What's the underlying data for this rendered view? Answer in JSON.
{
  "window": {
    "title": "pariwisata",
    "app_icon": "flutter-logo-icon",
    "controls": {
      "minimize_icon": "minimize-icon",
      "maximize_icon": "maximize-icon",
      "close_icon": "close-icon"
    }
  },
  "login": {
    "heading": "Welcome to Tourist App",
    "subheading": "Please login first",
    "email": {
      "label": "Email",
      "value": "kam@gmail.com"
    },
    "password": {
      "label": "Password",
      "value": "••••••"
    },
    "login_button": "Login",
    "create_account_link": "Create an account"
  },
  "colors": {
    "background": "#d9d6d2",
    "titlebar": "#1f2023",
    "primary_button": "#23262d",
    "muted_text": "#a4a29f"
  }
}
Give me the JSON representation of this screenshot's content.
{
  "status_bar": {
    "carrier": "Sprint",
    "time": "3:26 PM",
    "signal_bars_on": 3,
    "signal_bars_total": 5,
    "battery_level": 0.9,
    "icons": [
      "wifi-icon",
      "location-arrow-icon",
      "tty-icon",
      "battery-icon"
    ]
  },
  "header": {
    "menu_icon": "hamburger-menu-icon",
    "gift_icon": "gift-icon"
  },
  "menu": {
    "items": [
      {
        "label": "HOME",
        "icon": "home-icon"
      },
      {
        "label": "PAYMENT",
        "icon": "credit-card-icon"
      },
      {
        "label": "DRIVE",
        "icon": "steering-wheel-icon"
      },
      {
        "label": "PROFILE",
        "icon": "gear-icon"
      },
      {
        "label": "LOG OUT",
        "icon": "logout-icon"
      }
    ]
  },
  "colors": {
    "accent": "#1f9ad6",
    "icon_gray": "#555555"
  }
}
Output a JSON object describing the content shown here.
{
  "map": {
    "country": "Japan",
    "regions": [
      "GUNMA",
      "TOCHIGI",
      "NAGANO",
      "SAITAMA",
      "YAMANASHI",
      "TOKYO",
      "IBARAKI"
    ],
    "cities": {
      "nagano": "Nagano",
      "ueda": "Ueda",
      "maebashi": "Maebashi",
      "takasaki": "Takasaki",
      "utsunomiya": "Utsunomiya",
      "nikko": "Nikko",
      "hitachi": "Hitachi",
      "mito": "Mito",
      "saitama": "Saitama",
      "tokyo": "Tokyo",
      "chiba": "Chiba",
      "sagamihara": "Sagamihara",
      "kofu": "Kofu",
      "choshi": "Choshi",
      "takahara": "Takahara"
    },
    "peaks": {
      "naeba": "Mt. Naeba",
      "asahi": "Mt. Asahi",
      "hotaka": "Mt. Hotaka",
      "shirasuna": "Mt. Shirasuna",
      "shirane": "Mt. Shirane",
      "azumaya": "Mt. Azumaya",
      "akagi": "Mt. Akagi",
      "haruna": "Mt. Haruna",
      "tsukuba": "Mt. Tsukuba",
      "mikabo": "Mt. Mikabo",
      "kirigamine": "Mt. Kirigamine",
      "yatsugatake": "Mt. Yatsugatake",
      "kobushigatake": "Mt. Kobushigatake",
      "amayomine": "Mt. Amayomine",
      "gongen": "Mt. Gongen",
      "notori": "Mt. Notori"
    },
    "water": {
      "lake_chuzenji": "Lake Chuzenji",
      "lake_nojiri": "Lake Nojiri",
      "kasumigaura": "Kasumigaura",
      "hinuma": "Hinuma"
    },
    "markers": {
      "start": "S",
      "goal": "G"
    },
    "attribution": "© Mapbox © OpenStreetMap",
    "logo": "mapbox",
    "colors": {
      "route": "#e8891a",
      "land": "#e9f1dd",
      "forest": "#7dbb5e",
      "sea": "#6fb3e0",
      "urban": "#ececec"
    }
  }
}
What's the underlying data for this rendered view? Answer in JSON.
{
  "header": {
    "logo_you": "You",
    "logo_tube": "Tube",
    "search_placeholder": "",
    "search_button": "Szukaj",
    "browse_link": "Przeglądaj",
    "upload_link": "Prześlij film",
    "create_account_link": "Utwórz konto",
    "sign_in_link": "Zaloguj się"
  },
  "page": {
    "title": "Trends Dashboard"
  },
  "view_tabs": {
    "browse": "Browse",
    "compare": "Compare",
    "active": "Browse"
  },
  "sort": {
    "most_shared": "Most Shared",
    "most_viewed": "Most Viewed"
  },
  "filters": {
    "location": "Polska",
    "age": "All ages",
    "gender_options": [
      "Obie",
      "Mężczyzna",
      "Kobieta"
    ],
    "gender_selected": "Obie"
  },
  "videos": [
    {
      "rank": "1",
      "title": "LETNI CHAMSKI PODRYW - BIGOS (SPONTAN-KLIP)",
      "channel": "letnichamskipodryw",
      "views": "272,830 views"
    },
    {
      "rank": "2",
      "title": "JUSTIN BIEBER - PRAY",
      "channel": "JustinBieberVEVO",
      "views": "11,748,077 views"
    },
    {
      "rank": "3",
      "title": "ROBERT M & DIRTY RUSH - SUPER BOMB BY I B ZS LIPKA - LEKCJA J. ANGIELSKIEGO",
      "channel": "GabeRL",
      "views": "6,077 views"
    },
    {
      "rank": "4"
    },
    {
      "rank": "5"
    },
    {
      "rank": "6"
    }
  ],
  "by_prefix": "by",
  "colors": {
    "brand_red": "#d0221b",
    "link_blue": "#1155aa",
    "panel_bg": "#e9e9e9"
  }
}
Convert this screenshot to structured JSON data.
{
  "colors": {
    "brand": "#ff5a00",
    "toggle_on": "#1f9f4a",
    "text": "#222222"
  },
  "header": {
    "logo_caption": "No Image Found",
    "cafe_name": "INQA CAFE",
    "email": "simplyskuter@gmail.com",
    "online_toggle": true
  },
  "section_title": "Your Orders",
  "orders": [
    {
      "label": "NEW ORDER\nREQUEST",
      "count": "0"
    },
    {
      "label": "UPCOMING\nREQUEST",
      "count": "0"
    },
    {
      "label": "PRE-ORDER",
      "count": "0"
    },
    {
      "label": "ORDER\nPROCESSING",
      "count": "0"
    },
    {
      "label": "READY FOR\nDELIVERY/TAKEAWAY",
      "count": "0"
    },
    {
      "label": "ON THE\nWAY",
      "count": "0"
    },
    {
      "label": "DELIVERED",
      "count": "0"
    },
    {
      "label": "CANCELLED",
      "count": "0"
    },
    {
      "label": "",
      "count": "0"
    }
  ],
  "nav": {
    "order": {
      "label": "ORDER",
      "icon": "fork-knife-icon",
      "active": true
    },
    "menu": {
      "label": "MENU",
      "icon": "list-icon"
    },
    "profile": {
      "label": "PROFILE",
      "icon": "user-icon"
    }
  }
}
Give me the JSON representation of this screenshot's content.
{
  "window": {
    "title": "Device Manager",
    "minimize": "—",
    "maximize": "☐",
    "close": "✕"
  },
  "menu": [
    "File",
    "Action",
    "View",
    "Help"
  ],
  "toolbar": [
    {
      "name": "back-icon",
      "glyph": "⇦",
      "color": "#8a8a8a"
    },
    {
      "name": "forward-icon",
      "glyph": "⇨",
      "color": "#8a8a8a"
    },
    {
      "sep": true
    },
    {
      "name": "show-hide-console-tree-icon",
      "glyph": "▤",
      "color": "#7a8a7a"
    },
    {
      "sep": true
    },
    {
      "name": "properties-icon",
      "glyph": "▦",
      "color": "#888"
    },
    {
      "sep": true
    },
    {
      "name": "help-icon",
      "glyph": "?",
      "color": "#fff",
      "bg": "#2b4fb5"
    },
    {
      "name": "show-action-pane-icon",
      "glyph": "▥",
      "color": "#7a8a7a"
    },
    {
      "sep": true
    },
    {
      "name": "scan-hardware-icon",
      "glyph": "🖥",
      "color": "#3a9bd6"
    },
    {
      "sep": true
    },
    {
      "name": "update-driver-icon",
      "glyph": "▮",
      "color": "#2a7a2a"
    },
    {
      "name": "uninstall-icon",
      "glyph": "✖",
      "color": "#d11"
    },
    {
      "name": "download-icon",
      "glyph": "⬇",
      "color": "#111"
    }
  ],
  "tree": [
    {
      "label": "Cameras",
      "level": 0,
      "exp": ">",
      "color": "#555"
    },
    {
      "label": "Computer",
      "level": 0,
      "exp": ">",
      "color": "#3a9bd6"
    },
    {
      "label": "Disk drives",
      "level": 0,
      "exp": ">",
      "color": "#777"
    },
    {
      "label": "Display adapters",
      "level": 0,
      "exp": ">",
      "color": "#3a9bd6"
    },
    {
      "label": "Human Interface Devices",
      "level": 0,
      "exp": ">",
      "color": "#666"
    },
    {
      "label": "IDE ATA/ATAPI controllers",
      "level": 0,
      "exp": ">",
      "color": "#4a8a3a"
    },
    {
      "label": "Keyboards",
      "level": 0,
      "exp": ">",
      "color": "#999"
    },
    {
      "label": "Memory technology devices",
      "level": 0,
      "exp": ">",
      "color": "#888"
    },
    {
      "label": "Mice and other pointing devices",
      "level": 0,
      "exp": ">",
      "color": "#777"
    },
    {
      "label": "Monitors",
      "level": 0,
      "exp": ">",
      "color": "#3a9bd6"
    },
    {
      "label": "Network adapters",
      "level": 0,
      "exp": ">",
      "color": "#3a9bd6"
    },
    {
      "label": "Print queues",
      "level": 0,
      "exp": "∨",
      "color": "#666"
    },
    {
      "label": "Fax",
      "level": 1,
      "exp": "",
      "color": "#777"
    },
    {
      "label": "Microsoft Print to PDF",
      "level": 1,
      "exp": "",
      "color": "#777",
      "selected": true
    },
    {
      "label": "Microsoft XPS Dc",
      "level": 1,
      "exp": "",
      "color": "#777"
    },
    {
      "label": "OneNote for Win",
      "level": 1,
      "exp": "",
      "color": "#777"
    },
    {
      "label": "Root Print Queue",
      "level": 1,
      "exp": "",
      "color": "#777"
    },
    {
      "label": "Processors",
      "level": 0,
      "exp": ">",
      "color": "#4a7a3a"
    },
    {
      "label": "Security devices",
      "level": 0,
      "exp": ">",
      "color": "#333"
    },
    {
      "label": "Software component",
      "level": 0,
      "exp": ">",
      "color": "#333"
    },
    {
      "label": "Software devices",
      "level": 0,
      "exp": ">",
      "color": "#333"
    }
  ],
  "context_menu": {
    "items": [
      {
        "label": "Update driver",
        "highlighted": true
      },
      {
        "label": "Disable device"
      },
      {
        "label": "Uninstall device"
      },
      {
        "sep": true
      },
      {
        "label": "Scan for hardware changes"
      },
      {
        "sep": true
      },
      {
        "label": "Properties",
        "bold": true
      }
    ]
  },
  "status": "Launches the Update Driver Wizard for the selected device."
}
------
Locate all lines that include the word "minimize" and copy them out.

# Reply
      "minimize_icon": "minimize-icon",
    "minimize": "—",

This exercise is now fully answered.